Data shown:
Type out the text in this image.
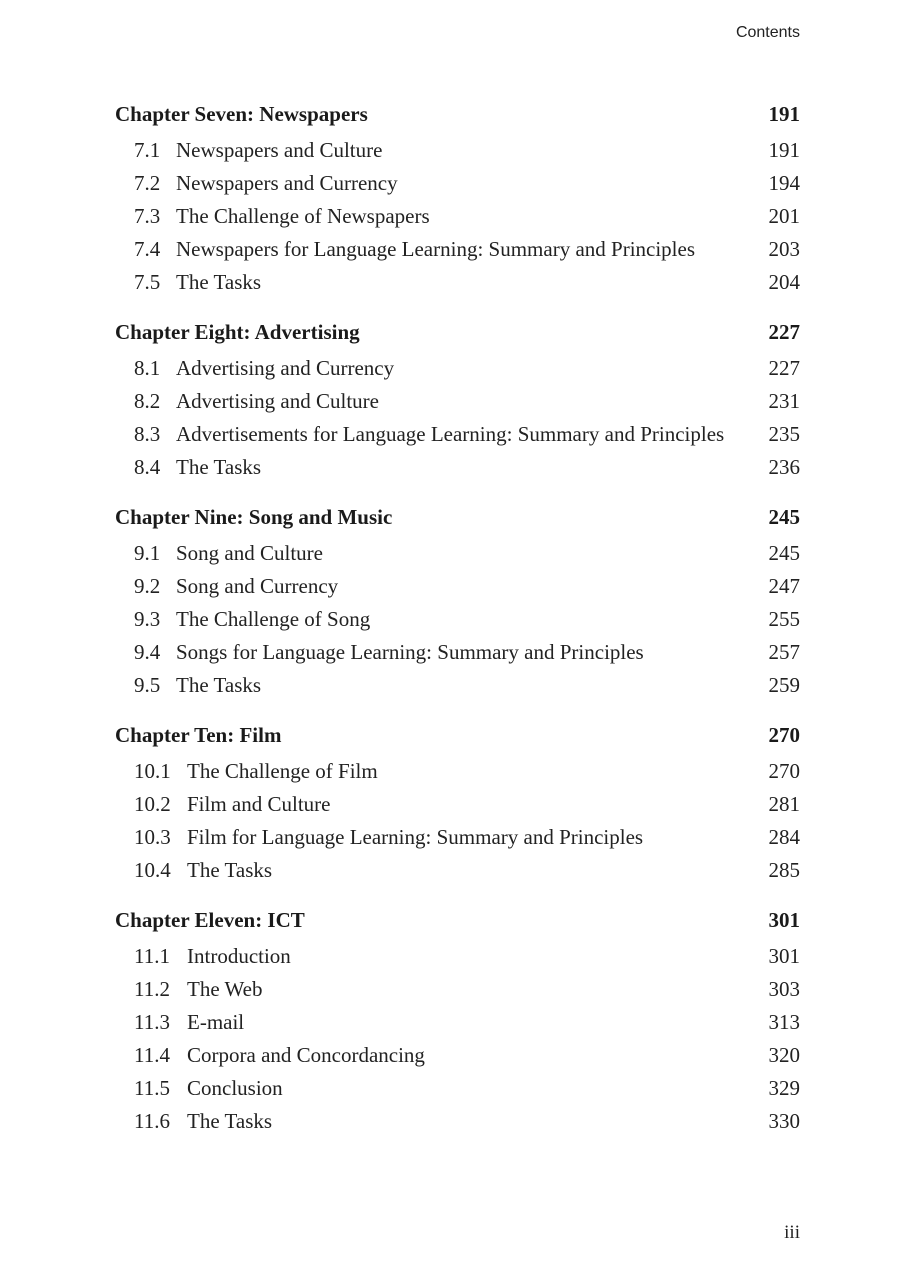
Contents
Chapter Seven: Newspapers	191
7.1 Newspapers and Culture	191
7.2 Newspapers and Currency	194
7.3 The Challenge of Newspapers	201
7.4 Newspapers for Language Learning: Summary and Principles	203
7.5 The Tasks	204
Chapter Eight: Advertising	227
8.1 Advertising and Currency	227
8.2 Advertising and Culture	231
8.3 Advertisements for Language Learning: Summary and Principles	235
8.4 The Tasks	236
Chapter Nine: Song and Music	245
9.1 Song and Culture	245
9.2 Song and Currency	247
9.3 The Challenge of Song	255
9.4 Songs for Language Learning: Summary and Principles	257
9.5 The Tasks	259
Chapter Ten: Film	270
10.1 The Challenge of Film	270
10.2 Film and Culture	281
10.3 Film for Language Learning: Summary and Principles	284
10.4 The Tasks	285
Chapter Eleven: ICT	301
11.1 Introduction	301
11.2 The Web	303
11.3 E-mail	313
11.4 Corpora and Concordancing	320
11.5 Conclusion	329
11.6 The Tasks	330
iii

Given request: Select from the material above each line in which the string "Tasks" appears, and list those lines.

Answer:
7.5 The Tasks	204
8.4 The Tasks	236
9.5 The Tasks	259
10.4 The Tasks	285
11.6 The Tasks	330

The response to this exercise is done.